**What the task requires:** Set down the material below word for word, excluding the pictures.

━━━ Stored rows ━━━

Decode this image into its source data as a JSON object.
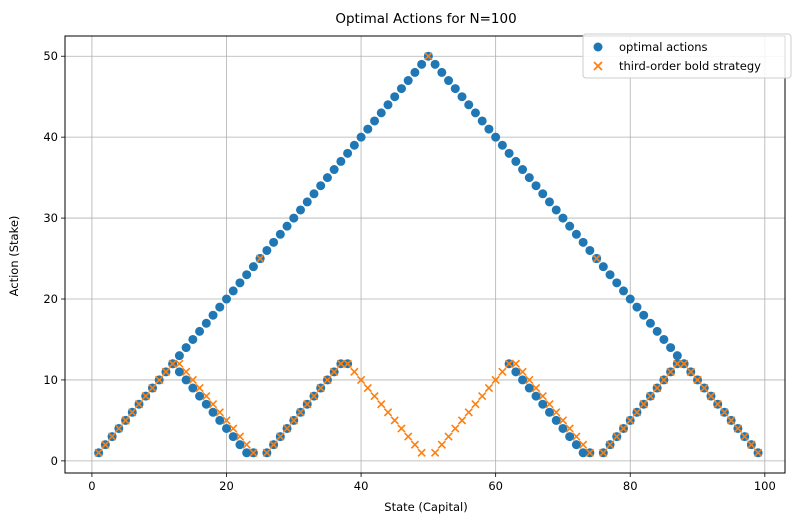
{
  "chart_data": {
    "type": "scatter",
    "title": "Optimal Actions for N=100",
    "xlabel": "State (Capital)",
    "ylabel": "Action (Stake)",
    "xlim": [
      -4,
      103
    ],
    "ylim": [
      -1.5,
      52.5
    ],
    "xticks": [
      0,
      20,
      40,
      60,
      80,
      100
    ],
    "yticks": [
      0,
      10,
      20,
      30,
      40,
      50
    ],
    "grid": true,
    "legend_position": "top-right",
    "series": [
      {
        "name": "optimal actions",
        "marker": "circle",
        "color": "#1f77b4",
        "x": [
          1,
          2,
          3,
          4,
          5,
          6,
          7,
          8,
          9,
          10,
          11,
          12,
          13,
          14,
          15,
          16,
          17,
          18,
          19,
          20,
          21,
          22,
          23,
          24,
          25,
          26,
          27,
          28,
          29,
          30,
          31,
          32,
          33,
          34,
          35,
          36,
          37,
          38,
          39,
          40,
          41,
          42,
          43,
          44,
          45,
          46,
          47,
          48,
          49,
          50,
          51,
          52,
          53,
          54,
          55,
          56,
          57,
          58,
          59,
          60,
          61,
          62,
          63,
          64,
          65,
          66,
          67,
          68,
          69,
          70,
          71,
          72,
          73,
          74,
          75,
          76,
          77,
          78,
          79,
          80,
          81,
          82,
          83,
          84,
          85,
          86,
          87,
          88,
          89,
          90,
          91,
          92,
          93,
          94,
          95,
          96,
          97,
          98,
          99,
          12,
          13,
          14,
          15,
          16,
          17,
          18,
          19,
          20,
          21,
          22,
          23,
          24,
          25,
          26,
          27,
          28,
          29,
          30,
          31,
          32,
          33,
          34,
          35,
          36,
          37,
          38,
          62,
          63,
          64,
          65,
          66,
          67,
          68,
          69,
          70,
          71,
          72,
          73,
          74,
          75,
          76,
          77,
          78,
          79,
          80,
          81,
          82,
          83,
          84,
          85,
          86,
          87,
          88
        ],
        "y": [
          1,
          2,
          3,
          4,
          5,
          6,
          7,
          8,
          9,
          10,
          11,
          12,
          13,
          14,
          15,
          16,
          17,
          18,
          19,
          20,
          21,
          22,
          23,
          24,
          25,
          26,
          27,
          28,
          29,
          30,
          31,
          32,
          33,
          34,
          35,
          36,
          37,
          38,
          39,
          40,
          41,
          42,
          43,
          44,
          45,
          46,
          47,
          48,
          49,
          50,
          49,
          48,
          47,
          46,
          45,
          44,
          43,
          42,
          41,
          40,
          39,
          38,
          37,
          36,
          35,
          34,
          33,
          32,
          31,
          30,
          29,
          28,
          27,
          26,
          25,
          24,
          23,
          22,
          21,
          20,
          19,
          18,
          17,
          16,
          15,
          14,
          13,
          12,
          11,
          10,
          9,
          8,
          7,
          6,
          5,
          4,
          3,
          2,
          1,
          12,
          11,
          10,
          9,
          8,
          7,
          6,
          5,
          4,
          3,
          2,
          1,
          1,
          25,
          1,
          2,
          3,
          4,
          5,
          6,
          7,
          8,
          9,
          10,
          11,
          12,
          12,
          12,
          11,
          10,
          9,
          8,
          7,
          6,
          5,
          4,
          3,
          2,
          1,
          1,
          25,
          1,
          2,
          3,
          4,
          5,
          6,
          7,
          8,
          9,
          10,
          11,
          12,
          12
        ]
      },
      {
        "name": "third-order bold strategy",
        "marker": "x",
        "color": "#ff7f0e",
        "x": [
          1,
          2,
          3,
          4,
          5,
          6,
          7,
          8,
          9,
          10,
          11,
          12,
          13,
          14,
          15,
          16,
          17,
          18,
          19,
          20,
          21,
          22,
          23,
          24,
          25,
          26,
          27,
          28,
          29,
          30,
          31,
          32,
          33,
          34,
          35,
          36,
          37,
          38,
          39,
          40,
          41,
          42,
          43,
          44,
          45,
          46,
          47,
          48,
          49,
          50,
          51,
          52,
          53,
          54,
          55,
          56,
          57,
          58,
          59,
          60,
          61,
          62,
          63,
          64,
          65,
          66,
          67,
          68,
          69,
          70,
          71,
          72,
          73,
          74,
          75,
          76,
          77,
          78,
          79,
          80,
          81,
          82,
          83,
          84,
          85,
          86,
          87,
          88,
          89,
          90,
          91,
          92,
          93,
          94,
          95,
          96,
          97,
          98,
          99
        ],
        "y": [
          1,
          2,
          3,
          4,
          5,
          6,
          7,
          8,
          9,
          10,
          11,
          12,
          12,
          11,
          10,
          9,
          8,
          7,
          6,
          5,
          4,
          3,
          2,
          1,
          25,
          1,
          2,
          3,
          4,
          5,
          6,
          7,
          8,
          9,
          10,
          11,
          12,
          12,
          11,
          10,
          9,
          8,
          7,
          6,
          5,
          4,
          3,
          2,
          1,
          50,
          1,
          2,
          3,
          4,
          5,
          6,
          7,
          8,
          9,
          10,
          11,
          12,
          12,
          11,
          10,
          9,
          8,
          7,
          6,
          5,
          4,
          3,
          2,
          1,
          25,
          1,
          2,
          3,
          4,
          5,
          6,
          7,
          8,
          9,
          10,
          11,
          12,
          12,
          11,
          10,
          9,
          8,
          7,
          6,
          5,
          4,
          3,
          2,
          1
        ]
      }
    ]
  }
}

━━━

**Expected answer:**
Decode this image into its source data as a JSON object.
{
  "chart_data": {
    "type": "scatter",
    "title": "Optimal Actions for N=100",
    "xlabel": "State (Capital)",
    "ylabel": "Action (Stake)",
    "xlim": [
      -4,
      103
    ],
    "ylim": [
      -1.5,
      52.5
    ],
    "xticks": [
      0,
      20,
      40,
      60,
      80,
      100
    ],
    "yticks": [
      0,
      10,
      20,
      30,
      40,
      50
    ],
    "grid": true,
    "legend_position": "top-right",
    "series": [
      {
        "name": "optimal actions",
        "marker": "circle",
        "color": "#1f77b4",
        "x": [
          1,
          2,
          3,
          4,
          5,
          6,
          7,
          8,
          9,
          10,
          11,
          12,
          13,
          14,
          15,
          16,
          17,
          18,
          19,
          20,
          21,
          22,
          23,
          24,
          25,
          26,
          27,
          28,
          29,
          30,
          31,
          32,
          33,
          34,
          35,
          36,
          37,
          38,
          39,
          40,
          41,
          42,
          43,
          44,
          45,
          46,
          47,
          48,
          49,
          50,
          51,
          52,
          53,
          54,
          55,
          56,
          57,
          58,
          59,
          60,
          61,
          62,
          63,
          64,
          65,
          66,
          67,
          68,
          69,
          70,
          71,
          72,
          73,
          74,
          75,
          76,
          77,
          78,
          79,
          80,
          81,
          82,
          83,
          84,
          85,
          86,
          87,
          88,
          89,
          90,
          91,
          92,
          93,
          94,
          95,
          96,
          97,
          98,
          99,
          12,
          13,
          14,
          15,
          16,
          17,
          18,
          19,
          20,
          21,
          22,
          23,
          24,
          25,
          26,
          27,
          28,
          29,
          30,
          31,
          32,
          33,
          34,
          35,
          36,
          37,
          38,
          62,
          63,
          64,
          65,
          66,
          67,
          68,
          69,
          70,
          71,
          72,
          73,
          74,
          75,
          76,
          77,
          78,
          79,
          80,
          81,
          82,
          83,
          84,
          85,
          86,
          87,
          88
        ],
        "y": [
          1,
          2,
          3,
          4,
          5,
          6,
          7,
          8,
          9,
          10,
          11,
          12,
          13,
          14,
          15,
          16,
          17,
          18,
          19,
          20,
          21,
          22,
          23,
          24,
          25,
          26,
          27,
          28,
          29,
          30,
          31,
          32,
          33,
          34,
          35,
          36,
          37,
          38,
          39,
          40,
          41,
          42,
          43,
          44,
          45,
          46,
          47,
          48,
          49,
          50,
          49,
          48,
          47,
          46,
          45,
          44,
          43,
          42,
          41,
          40,
          39,
          38,
          37,
          36,
          35,
          34,
          33,
          32,
          31,
          30,
          29,
          28,
          27,
          26,
          25,
          24,
          23,
          22,
          21,
          20,
          19,
          18,
          17,
          16,
          15,
          14,
          13,
          12,
          11,
          10,
          9,
          8,
          7,
          6,
          5,
          4,
          3,
          2,
          1,
          12,
          11,
          10,
          9,
          8,
          7,
          6,
          5,
          4,
          3,
          2,
          1,
          1,
          25,
          1,
          2,
          3,
          4,
          5,
          6,
          7,
          8,
          9,
          10,
          11,
          12,
          12,
          12,
          11,
          10,
          9,
          8,
          7,
          6,
          5,
          4,
          3,
          2,
          1,
          1,
          25,
          1,
          2,
          3,
          4,
          5,
          6,
          7,
          8,
          9,
          10,
          11,
          12,
          12
        ]
      },
      {
        "name": "third-order bold strategy",
        "marker": "x",
        "color": "#ff7f0e",
        "x": [
          1,
          2,
          3,
          4,
          5,
          6,
          7,
          8,
          9,
          10,
          11,
          12,
          13,
          14,
          15,
          16,
          17,
          18,
          19,
          20,
          21,
          22,
          23,
          24,
          25,
          26,
          27,
          28,
          29,
          30,
          31,
          32,
          33,
          34,
          35,
          36,
          37,
          38,
          39,
          40,
          41,
          42,
          43,
          44,
          45,
          46,
          47,
          48,
          49,
          50,
          51,
          52,
          53,
          54,
          55,
          56,
          57,
          58,
          59,
          60,
          61,
          62,
          63,
          64,
          65,
          66,
          67,
          68,
          69,
          70,
          71,
          72,
          73,
          74,
          75,
          76,
          77,
          78,
          79,
          80,
          81,
          82,
          83,
          84,
          85,
          86,
          87,
          88,
          89,
          90,
          91,
          92,
          93,
          94,
          95,
          96,
          97,
          98,
          99
        ],
        "y": [
          1,
          2,
          3,
          4,
          5,
          6,
          7,
          8,
          9,
          10,
          11,
          12,
          12,
          11,
          10,
          9,
          8,
          7,
          6,
          5,
          4,
          3,
          2,
          1,
          25,
          1,
          2,
          3,
          4,
          5,
          6,
          7,
          8,
          9,
          10,
          11,
          12,
          12,
          11,
          10,
          9,
          8,
          7,
          6,
          5,
          4,
          3,
          2,
          1,
          50,
          1,
          2,
          3,
          4,
          5,
          6,
          7,
          8,
          9,
          10,
          11,
          12,
          12,
          11,
          10,
          9,
          8,
          7,
          6,
          5,
          4,
          3,
          2,
          1,
          25,
          1,
          2,
          3,
          4,
          5,
          6,
          7,
          8,
          9,
          10,
          11,
          12,
          12,
          11,
          10,
          9,
          8,
          7,
          6,
          5,
          4,
          3,
          2,
          1
        ]
      }
    ]
  }
}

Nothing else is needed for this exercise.